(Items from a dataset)
════

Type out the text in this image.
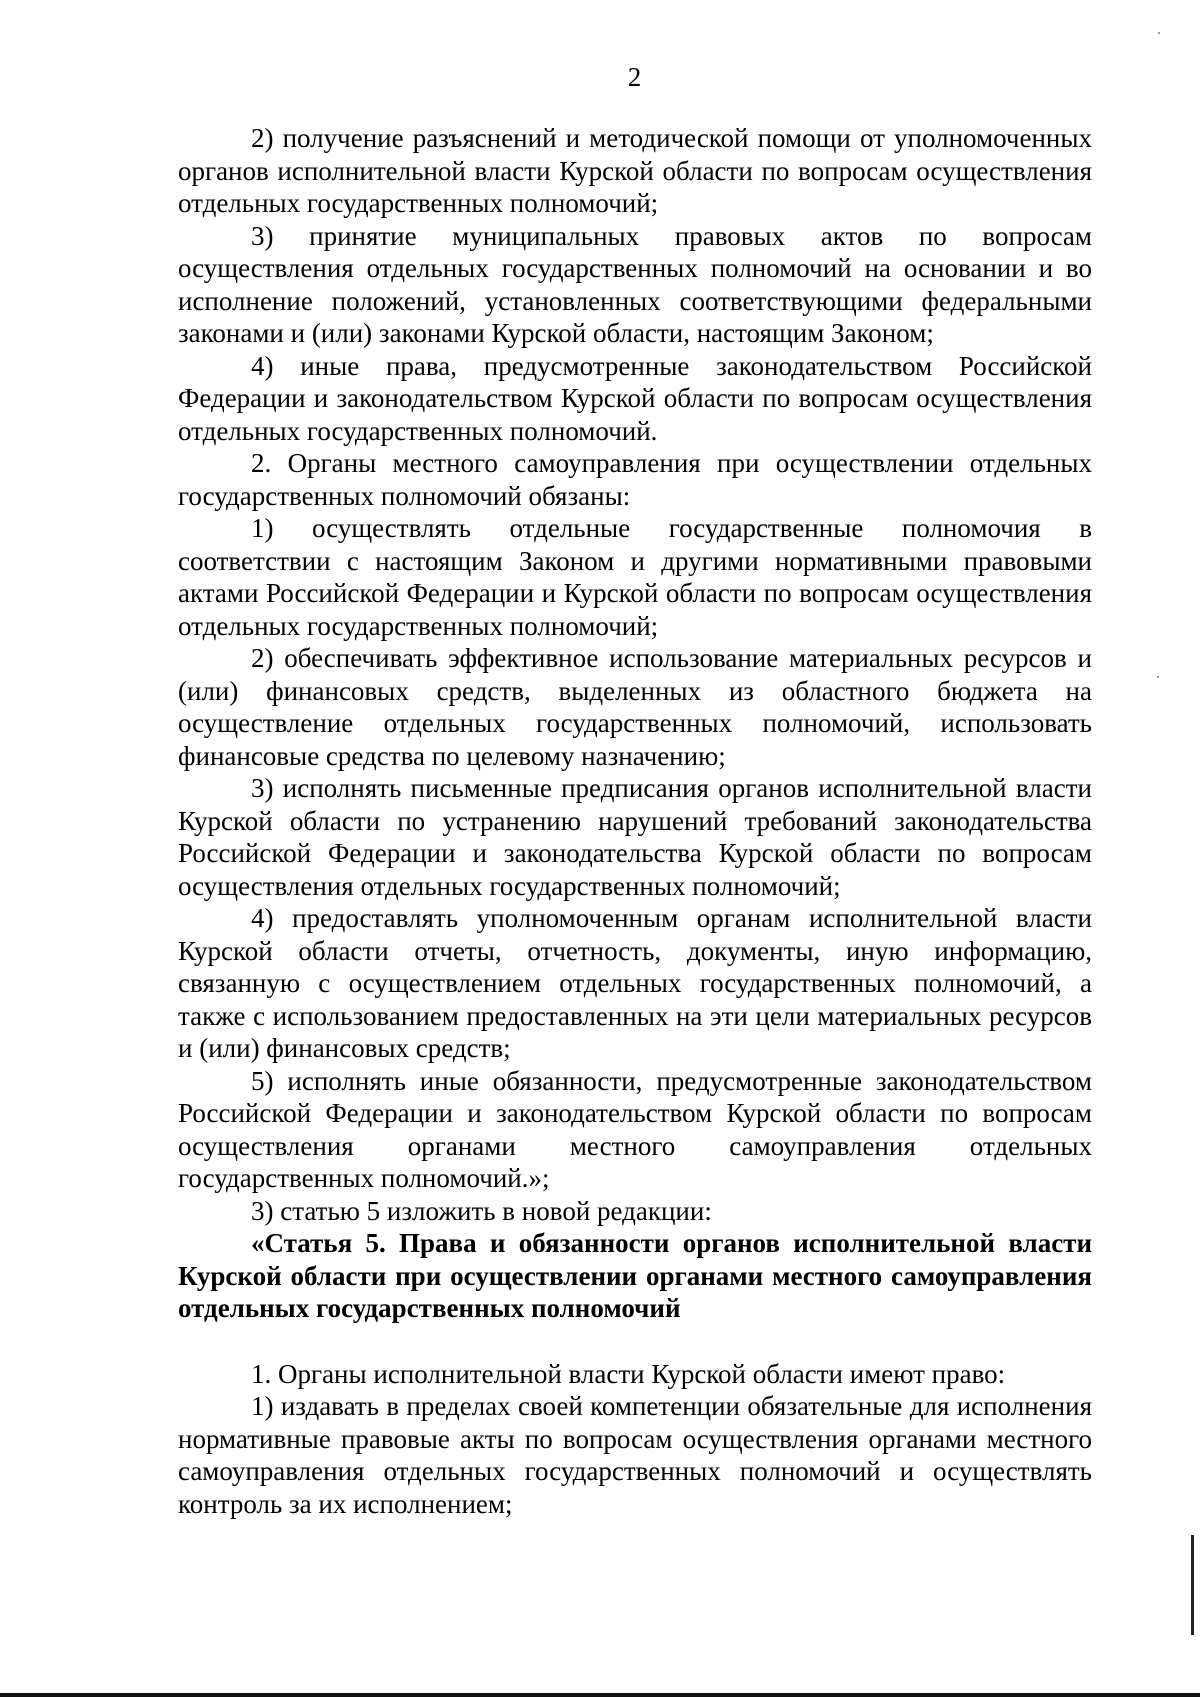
2

2) получение разъяснений и методической помощи от уполномоченных органов исполнительной власти Курской области по вопросам осуществления отдельных государственных полномочий;

3) принятие муниципальных правовых актов по вопросам осуществления отдельных государственных полномочий на основании и во исполнение положений, установленных соответствующими федеральными законами и (или) законами Курской области, настоящим Законом;

4) иные права, предусмотренные законодательством Российской Федерации и законодательством Курской области по вопросам осуществления отдельных государственных полномочий.

2. Органы местного самоуправления при осуществлении отдельных государственных полномочий обязаны:

1) осуществлять отдельные государственные полномочия в соответствии с настоящим Законом и другими нормативными правовыми актами Российской Федерации и Курской области по вопросам осуществления отдельных государственных полномочий;

2) обеспечивать эффективное использование материальных ресурсов и (или) финансовых средств, выделенных из областного бюджета на осуществление отдельных государственных полномочий, использовать финансовые средства по целевому назначению;

3) исполнять письменные предписания органов исполнительной власти Курской области по устранению нарушений требований законодательства Российской Федерации и законодательства Курской области по вопросам осуществления отдельных государственных полномочий;

4) предоставлять уполномоченным органам исполнительной власти Курской области отчеты, отчетность, документы, иную информацию, связанную с осуществлением отдельных государственных полномочий, а также с использованием предоставленных на эти цели материальных ресурсов и (или) финансовых средств;

5) исполнять иные обязанности, предусмотренные законодательством Российской Федерации и законодательством Курской области по вопросам осуществления органами местного самоуправления отдельных государственных полномочий.»;

3) статью 5 изложить в новой редакции:

«Статья 5. Права и обязанности органов исполнительной власти Курской области при осуществлении органами местного самоуправления отдельных государственных полномочий

1. Органы исполнительной власти Курской области имеют право:

1) издавать в пределах своей компетенции обязательные для исполнения нормативные правовые акты по вопросам осуществления органами местного самоуправления отдельных государственных полномочий и осуществлять контроль за их исполнением;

════

**What you are asked to do:** Copy every entry exactly as written. Pictures are excluded.

**Exercise response:**
Type out the text in this image.
2

2) получение разъяснений и методической помощи от уполномоченных органов исполнительной власти Курской области по вопросам осуществления отдельных государственных полномочий;

3) принятие муниципальных правовых актов по вопросам осуществления отдельных государственных полномочий на основании и во исполнение положений, установленных соответствующими федеральными законами и (или) законами Курской области, настоящим Законом;

4) иные права, предусмотренные законодательством Российской Федерации и законодательством Курской области по вопросам осуществления отдельных государственных полномочий.

2. Органы местного самоуправления при осуществлении отдельных государственных полномочий обязаны:

1) осуществлять отдельные государственные полномочия в соответствии с настоящим Законом и другими нормативными правовыми актами Российской Федерации и Курской области по вопросам осуществления отдельных государственных полномочий;

2) обеспечивать эффективное использование материальных ресурсов и (или) финансовых средств, выделенных из областного бюджета на осуществление отдельных государственных полномочий, использовать финансовые средства по целевому назначению;

3) исполнять письменные предписания органов исполнительной власти Курской области по устранению нарушений требований законодательства Российской Федерации и законодательства Курской области по вопросам осуществления отдельных государственных полномочий;

4) предоставлять уполномоченным органам исполнительной власти Курской области отчеты, отчетность, документы, иную информацию, связанную с осуществлением отдельных государственных полномочий, а также с использованием предоставленных на эти цели материальных ресурсов и (или) финансовых средств;

5) исполнять иные обязанности, предусмотренные законодательством Российской Федерации и законодательством Курской области по вопросам осуществления органами местного самоуправления отдельных государственных полномочий.»;

3) статью 5 изложить в новой редакции:

«Статья 5. Права и обязанности органов исполнительной власти Курской области при осуществлении органами местного самоуправления отдельных государственных полномочий

1. Органы исполнительной власти Курской области имеют право:

1) издавать в пределах своей компетенции обязательные для исполнения нормативные правовые акты по вопросам осуществления органами местного самоуправления отдельных государственных полномочий и осуществлять контроль за их исполнением;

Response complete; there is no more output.